> [TO DO] Locate each line containing the string "permission" and copy it out.

> [DATA FOR THIS TASK]
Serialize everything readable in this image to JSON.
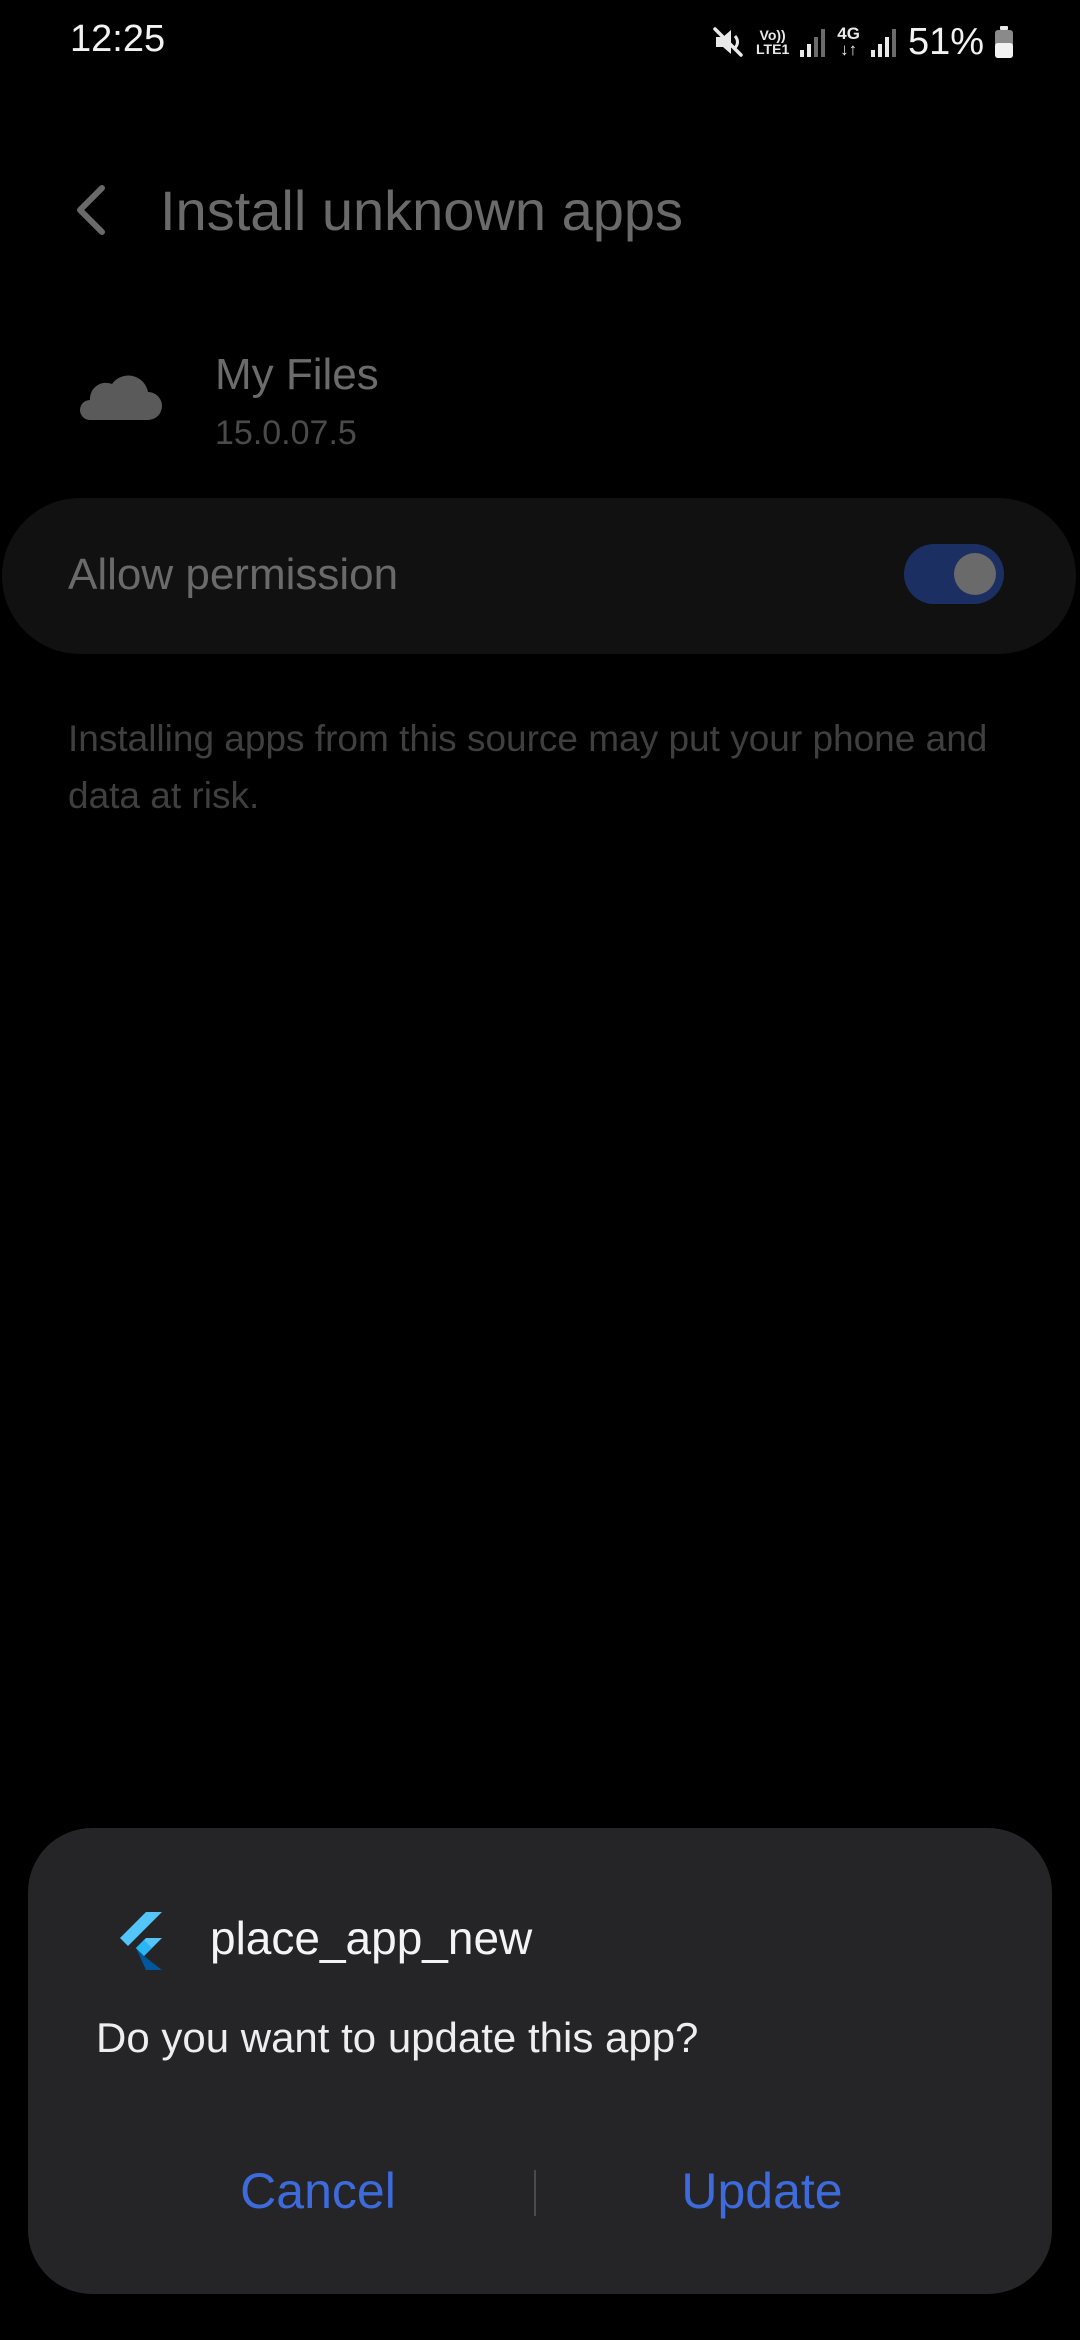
{
  "status_bar": {
    "time": "12:25",
    "volte_top": "Vo))",
    "volte_bottom": "LTE1",
    "network_top": "4G",
    "network_bottom": "↓↑",
    "battery": "51%",
    "icons": [
      "mute-icon",
      "signal-icon",
      "signal-icon",
      "battery-icon"
    ]
  },
  "header": {
    "title": "Install unknown apps",
    "back_icon": "chevron-left-icon"
  },
  "app": {
    "name": "My Files",
    "version": "15.0.07.5",
    "icon": "cloud-icon"
  },
  "permission": {
    "label": "Allow permission",
    "enabled": true
  },
  "warning": {
    "text": "Installing apps from this source may put your phone and data at risk."
  },
  "dialog": {
    "app_name": "place_app_new",
    "app_icon": "flutter-icon",
    "message": "Do you want to update this app?",
    "cancel_label": "Cancel",
    "update_label": "Update"
  },
  "colors": {
    "background": "#000000",
    "dialog": "#252528",
    "accent": "#3d6bdc",
    "toggle_track": "#1c2f63"
  }
}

> [SOLUTION TO THE EXERCISE]
  "permission": {
    "label": "Allow permission",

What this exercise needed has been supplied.